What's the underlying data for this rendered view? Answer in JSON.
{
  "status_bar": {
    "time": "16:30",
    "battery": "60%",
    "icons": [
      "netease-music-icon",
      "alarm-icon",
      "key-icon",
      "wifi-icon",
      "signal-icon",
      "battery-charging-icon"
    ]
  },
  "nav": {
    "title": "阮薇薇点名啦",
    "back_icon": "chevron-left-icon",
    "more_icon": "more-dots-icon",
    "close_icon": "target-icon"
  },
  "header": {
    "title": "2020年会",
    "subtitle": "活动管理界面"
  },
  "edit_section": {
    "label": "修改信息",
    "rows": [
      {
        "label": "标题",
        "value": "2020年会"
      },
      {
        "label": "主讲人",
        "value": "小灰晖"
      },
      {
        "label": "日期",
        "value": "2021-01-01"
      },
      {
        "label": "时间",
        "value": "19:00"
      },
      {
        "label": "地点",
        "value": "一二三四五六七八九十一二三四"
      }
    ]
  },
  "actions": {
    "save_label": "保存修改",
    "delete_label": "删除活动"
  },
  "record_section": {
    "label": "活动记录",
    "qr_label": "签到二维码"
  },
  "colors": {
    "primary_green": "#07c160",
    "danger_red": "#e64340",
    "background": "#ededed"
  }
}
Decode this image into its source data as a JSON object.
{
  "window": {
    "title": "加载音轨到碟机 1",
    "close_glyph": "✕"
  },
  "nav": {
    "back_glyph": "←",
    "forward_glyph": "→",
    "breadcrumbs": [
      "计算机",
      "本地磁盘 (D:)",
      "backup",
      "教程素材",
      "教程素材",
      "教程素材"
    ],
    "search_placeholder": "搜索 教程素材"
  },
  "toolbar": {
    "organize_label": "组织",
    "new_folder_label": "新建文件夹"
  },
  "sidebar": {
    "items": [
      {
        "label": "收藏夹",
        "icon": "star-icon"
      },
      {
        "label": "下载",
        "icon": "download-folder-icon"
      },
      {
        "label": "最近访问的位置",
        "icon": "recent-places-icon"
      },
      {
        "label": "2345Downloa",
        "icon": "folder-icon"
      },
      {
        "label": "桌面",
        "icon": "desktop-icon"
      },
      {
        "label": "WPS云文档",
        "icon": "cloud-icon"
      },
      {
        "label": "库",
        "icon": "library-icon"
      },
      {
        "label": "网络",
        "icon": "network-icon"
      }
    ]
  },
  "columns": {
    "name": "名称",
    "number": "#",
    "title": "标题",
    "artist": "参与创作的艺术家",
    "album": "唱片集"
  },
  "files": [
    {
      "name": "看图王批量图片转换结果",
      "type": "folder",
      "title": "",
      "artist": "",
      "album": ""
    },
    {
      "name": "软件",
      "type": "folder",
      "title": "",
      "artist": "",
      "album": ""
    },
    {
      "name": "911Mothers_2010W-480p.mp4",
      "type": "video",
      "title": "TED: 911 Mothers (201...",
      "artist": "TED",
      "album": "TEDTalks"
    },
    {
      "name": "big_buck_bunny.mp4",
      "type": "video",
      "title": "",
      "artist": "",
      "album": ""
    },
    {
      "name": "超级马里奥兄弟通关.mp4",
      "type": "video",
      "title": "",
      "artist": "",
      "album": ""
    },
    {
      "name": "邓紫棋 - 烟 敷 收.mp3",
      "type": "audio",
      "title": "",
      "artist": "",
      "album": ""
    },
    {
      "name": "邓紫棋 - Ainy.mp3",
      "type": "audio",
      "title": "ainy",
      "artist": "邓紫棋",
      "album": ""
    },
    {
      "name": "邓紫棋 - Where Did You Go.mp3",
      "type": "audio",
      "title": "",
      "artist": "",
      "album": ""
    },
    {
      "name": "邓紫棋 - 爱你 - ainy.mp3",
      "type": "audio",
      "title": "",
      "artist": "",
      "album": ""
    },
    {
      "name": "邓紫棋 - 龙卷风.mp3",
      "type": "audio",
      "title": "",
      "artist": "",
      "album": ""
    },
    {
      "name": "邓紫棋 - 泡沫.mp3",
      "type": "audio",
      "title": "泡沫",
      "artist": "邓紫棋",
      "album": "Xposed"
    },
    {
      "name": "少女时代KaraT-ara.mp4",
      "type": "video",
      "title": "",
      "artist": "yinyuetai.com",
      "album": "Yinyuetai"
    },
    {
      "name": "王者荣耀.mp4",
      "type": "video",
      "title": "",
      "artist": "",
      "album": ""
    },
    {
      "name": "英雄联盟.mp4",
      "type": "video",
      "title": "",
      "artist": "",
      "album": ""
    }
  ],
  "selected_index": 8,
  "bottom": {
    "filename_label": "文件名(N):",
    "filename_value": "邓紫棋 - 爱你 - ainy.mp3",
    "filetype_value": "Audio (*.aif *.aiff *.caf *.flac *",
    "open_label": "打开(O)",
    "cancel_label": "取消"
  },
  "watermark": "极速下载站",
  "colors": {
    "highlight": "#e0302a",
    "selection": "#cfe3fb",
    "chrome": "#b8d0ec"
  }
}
◇ ◇ ◇ ◇ ◇
> **Written task**:
Tally the lines in the listing that hold "this" and report the number alone.

> **Full answer**:
2